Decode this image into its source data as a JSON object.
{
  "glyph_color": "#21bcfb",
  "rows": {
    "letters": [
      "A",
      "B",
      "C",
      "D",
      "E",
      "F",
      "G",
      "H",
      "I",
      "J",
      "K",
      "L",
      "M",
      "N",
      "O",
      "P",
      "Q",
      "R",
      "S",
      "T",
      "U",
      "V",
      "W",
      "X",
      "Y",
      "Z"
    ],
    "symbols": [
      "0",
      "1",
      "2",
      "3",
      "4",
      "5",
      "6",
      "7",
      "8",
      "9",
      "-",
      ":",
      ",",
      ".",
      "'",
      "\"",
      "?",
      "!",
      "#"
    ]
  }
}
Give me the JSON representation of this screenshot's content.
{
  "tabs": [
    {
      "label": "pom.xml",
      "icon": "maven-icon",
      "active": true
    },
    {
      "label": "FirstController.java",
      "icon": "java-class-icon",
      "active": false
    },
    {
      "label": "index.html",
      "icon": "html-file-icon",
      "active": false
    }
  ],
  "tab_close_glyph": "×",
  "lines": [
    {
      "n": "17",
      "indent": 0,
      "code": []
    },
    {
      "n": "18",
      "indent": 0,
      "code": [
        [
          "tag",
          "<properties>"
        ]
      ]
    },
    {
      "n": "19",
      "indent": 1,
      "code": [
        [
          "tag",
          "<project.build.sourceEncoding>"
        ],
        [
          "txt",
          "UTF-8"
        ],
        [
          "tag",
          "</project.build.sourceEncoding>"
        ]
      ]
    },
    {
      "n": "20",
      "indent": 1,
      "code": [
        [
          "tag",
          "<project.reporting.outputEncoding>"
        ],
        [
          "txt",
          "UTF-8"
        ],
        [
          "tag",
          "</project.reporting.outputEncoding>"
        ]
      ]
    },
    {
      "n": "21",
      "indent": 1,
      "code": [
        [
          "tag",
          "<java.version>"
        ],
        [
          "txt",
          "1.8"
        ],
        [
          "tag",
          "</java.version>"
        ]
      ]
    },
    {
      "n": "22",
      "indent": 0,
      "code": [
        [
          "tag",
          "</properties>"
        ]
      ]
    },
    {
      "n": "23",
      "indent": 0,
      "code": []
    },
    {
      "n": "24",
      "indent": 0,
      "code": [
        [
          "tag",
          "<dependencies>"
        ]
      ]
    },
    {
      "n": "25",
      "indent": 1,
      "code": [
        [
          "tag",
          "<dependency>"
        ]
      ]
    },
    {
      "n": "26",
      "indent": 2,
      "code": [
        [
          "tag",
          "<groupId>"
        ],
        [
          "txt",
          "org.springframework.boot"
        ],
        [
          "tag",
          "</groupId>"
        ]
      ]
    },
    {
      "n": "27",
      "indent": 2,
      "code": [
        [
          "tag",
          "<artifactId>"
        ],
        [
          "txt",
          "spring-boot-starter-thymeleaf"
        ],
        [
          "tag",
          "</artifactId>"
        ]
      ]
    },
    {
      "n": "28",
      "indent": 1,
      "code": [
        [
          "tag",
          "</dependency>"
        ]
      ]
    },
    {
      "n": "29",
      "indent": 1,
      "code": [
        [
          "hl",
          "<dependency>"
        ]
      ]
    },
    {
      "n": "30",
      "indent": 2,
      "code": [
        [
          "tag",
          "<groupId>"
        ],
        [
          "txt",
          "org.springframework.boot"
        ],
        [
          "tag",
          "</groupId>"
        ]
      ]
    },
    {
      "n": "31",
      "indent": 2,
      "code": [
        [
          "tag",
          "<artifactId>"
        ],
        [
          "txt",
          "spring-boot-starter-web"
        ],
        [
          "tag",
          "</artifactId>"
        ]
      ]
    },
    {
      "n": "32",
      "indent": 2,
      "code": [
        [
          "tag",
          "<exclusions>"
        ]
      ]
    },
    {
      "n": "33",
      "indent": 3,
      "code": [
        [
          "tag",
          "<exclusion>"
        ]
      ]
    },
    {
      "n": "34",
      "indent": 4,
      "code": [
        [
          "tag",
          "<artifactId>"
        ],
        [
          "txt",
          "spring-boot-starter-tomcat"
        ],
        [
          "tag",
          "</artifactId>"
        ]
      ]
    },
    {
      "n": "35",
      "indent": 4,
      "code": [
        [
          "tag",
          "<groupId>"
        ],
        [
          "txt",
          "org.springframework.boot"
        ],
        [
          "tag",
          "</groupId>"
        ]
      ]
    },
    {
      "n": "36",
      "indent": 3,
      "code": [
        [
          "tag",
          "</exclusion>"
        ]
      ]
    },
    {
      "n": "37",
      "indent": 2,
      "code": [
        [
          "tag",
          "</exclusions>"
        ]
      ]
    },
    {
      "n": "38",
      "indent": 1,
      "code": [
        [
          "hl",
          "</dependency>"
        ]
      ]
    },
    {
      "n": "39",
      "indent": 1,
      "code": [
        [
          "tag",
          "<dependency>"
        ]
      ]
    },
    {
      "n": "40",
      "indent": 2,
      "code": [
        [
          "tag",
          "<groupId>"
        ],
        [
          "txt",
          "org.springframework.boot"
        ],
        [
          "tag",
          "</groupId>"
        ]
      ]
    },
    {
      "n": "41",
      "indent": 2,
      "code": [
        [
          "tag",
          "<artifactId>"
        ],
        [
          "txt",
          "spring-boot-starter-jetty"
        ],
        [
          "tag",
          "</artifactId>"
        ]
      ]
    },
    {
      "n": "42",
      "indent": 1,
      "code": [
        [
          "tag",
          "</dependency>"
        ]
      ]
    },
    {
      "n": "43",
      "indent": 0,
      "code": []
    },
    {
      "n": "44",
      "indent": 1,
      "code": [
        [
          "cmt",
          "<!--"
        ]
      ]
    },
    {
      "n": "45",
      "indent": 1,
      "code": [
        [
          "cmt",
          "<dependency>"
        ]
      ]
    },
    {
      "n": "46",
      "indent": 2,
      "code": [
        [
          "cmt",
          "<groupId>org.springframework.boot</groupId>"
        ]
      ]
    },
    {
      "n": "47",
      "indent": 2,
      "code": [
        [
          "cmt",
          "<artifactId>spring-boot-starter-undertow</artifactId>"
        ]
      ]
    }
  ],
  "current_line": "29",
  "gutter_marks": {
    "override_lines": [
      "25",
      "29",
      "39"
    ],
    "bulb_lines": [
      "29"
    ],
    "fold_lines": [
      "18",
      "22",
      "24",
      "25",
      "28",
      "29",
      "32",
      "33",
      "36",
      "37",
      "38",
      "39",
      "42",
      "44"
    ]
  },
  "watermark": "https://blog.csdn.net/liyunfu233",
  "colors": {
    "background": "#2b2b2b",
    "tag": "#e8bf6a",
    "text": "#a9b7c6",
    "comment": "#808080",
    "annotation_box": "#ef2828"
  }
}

◆ ◆ ◆

PROBLEM TO SOLVE: All of the data above should be transcribed exactly.

ANSWER TO THE TASK:
Decode this image into its source data as a JSON object.
{
  "glyph_color": "#21bcfb",
  "rows": {
    "letters": [
      "A",
      "B",
      "C",
      "D",
      "E",
      "F",
      "G",
      "H",
      "I",
      "J",
      "K",
      "L",
      "M",
      "N",
      "O",
      "P",
      "Q",
      "R",
      "S",
      "T",
      "U",
      "V",
      "W",
      "X",
      "Y",
      "Z"
    ],
    "symbols": [
      "0",
      "1",
      "2",
      "3",
      "4",
      "5",
      "6",
      "7",
      "8",
      "9",
      "-",
      ":",
      ",",
      ".",
      "'",
      "\"",
      "?",
      "!",
      "#"
    ]
  }
}
Give me the JSON representation of this screenshot's content.
{
  "tabs": [
    {
      "label": "pom.xml",
      "icon": "maven-icon",
      "active": true
    },
    {
      "label": "FirstController.java",
      "icon": "java-class-icon",
      "active": false
    },
    {
      "label": "index.html",
      "icon": "html-file-icon",
      "active": false
    }
  ],
  "tab_close_glyph": "×",
  "lines": [
    {
      "n": "17",
      "indent": 0,
      "code": []
    },
    {
      "n": "18",
      "indent": 0,
      "code": [
        [
          "tag",
          "<properties>"
        ]
      ]
    },
    {
      "n": "19",
      "indent": 1,
      "code": [
        [
          "tag",
          "<project.build.sourceEncoding>"
        ],
        [
          "txt",
          "UTF-8"
        ],
        [
          "tag",
          "</project.build.sourceEncoding>"
        ]
      ]
    },
    {
      "n": "20",
      "indent": 1,
      "code": [
        [
          "tag",
          "<project.reporting.outputEncoding>"
        ],
        [
          "txt",
          "UTF-8"
        ],
        [
          "tag",
          "</project.reporting.outputEncoding>"
        ]
      ]
    },
    {
      "n": "21",
      "indent": 1,
      "code": [
        [
          "tag",
          "<java.version>"
        ],
        [
          "txt",
          "1.8"
        ],
        [
          "tag",
          "</java.version>"
        ]
      ]
    },
    {
      "n": "22",
      "indent": 0,
      "code": [
        [
          "tag",
          "</properties>"
        ]
      ]
    },
    {
      "n": "23",
      "indent": 0,
      "code": []
    },
    {
      "n": "24",
      "indent": 0,
      "code": [
        [
          "tag",
          "<dependencies>"
        ]
      ]
    },
    {
      "n": "25",
      "indent": 1,
      "code": [
        [
          "tag",
          "<dependency>"
        ]
      ]
    },
    {
      "n": "26",
      "indent": 2,
      "code": [
        [
          "tag",
          "<groupId>"
        ],
        [
          "txt",
          "org.springframework.boot"
        ],
        [
          "tag",
          "</groupId>"
        ]
      ]
    },
    {
      "n": "27",
      "indent": 2,
      "code": [
        [
          "tag",
          "<artifactId>"
        ],
        [
          "txt",
          "spring-boot-starter-thymeleaf"
        ],
        [
          "tag",
          "</artifactId>"
        ]
      ]
    },
    {
      "n": "28",
      "indent": 1,
      "code": [
        [
          "tag",
          "</dependency>"
        ]
      ]
    },
    {
      "n": "29",
      "indent": 1,
      "code": [
        [
          "hl",
          "<dependency>"
        ]
      ]
    },
    {
      "n": "30",
      "indent": 2,
      "code": [
        [
          "tag",
          "<groupId>"
        ],
        [
          "txt",
          "org.springframework.boot"
        ],
        [
          "tag",
          "</groupId>"
        ]
      ]
    },
    {
      "n": "31",
      "indent": 2,
      "code": [
        [
          "tag",
          "<artifactId>"
        ],
        [
          "txt",
          "spring-boot-starter-web"
        ],
        [
          "tag",
          "</artifactId>"
        ]
      ]
    },
    {
      "n": "32",
      "indent": 2,
      "code": [
        [
          "tag",
          "<exclusions>"
        ]
      ]
    },
    {
      "n": "33",
      "indent": 3,
      "code": [
        [
          "tag",
          "<exclusion>"
        ]
      ]
    },
    {
      "n": "34",
      "indent": 4,
      "code": [
        [
          "tag",
          "<artifactId>"
        ],
        [
          "txt",
          "spring-boot-starter-tomcat"
        ],
        [
          "tag",
          "</artifactId>"
        ]
      ]
    },
    {
      "n": "35",
      "indent": 4,
      "code": [
        [
          "tag",
          "<groupId>"
        ],
        [
          "txt",
          "org.springframework.boot"
        ],
        [
          "tag",
          "</groupId>"
        ]
      ]
    },
    {
      "n": "36",
      "indent": 3,
      "code": [
        [
          "tag",
          "</exclusion>"
        ]
      ]
    },
    {
      "n": "37",
      "indent": 2,
      "code": [
        [
          "tag",
          "</exclusions>"
        ]
      ]
    },
    {
      "n": "38",
      "indent": 1,
      "code": [
        [
          "hl",
          "</dependency>"
        ]
      ]
    },
    {
      "n": "39",
      "indent": 1,
      "code": [
        [
          "tag",
          "<dependency>"
        ]
      ]
    },
    {
      "n": "40",
      "indent": 2,
      "code": [
        [
          "tag",
          "<groupId>"
        ],
        [
          "txt",
          "org.springframework.boot"
        ],
        [
          "tag",
          "</groupId>"
        ]
      ]
    },
    {
      "n": "41",
      "indent": 2,
      "code": [
        [
          "tag",
          "<artifactId>"
        ],
        [
          "txt",
          "spring-boot-starter-jetty"
        ],
        [
          "tag",
          "</artifactId>"
        ]
      ]
    },
    {
      "n": "42",
      "indent": 1,
      "code": [
        [
          "tag",
          "</dependency>"
        ]
      ]
    },
    {
      "n": "43",
      "indent": 0,
      "code": []
    },
    {
      "n": "44",
      "indent": 1,
      "code": [
        [
          "cmt",
          "<!--"
        ]
      ]
    },
    {
      "n": "45",
      "indent": 1,
      "code": [
        [
          "cmt",
          "<dependency>"
        ]
      ]
    },
    {
      "n": "46",
      "indent": 2,
      "code": [
        [
          "cmt",
          "<groupId>org.springframework.boot</groupId>"
        ]
      ]
    },
    {
      "n": "47",
      "indent": 2,
      "code": [
        [
          "cmt",
          "<artifactId>spring-boot-starter-undertow</artifactId>"
        ]
      ]
    }
  ],
  "current_line": "29",
  "gutter_marks": {
    "override_lines": [
      "25",
      "29",
      "39"
    ],
    "bulb_lines": [
      "29"
    ],
    "fold_lines": [
      "18",
      "22",
      "24",
      "25",
      "28",
      "29",
      "32",
      "33",
      "36",
      "37",
      "38",
      "39",
      "42",
      "44"
    ]
  },
  "watermark": "https://blog.csdn.net/liyunfu233",
  "colors": {
    "background": "#2b2b2b",
    "tag": "#e8bf6a",
    "text": "#a9b7c6",
    "comment": "#808080",
    "annotation_box": "#ef2828"
  }
}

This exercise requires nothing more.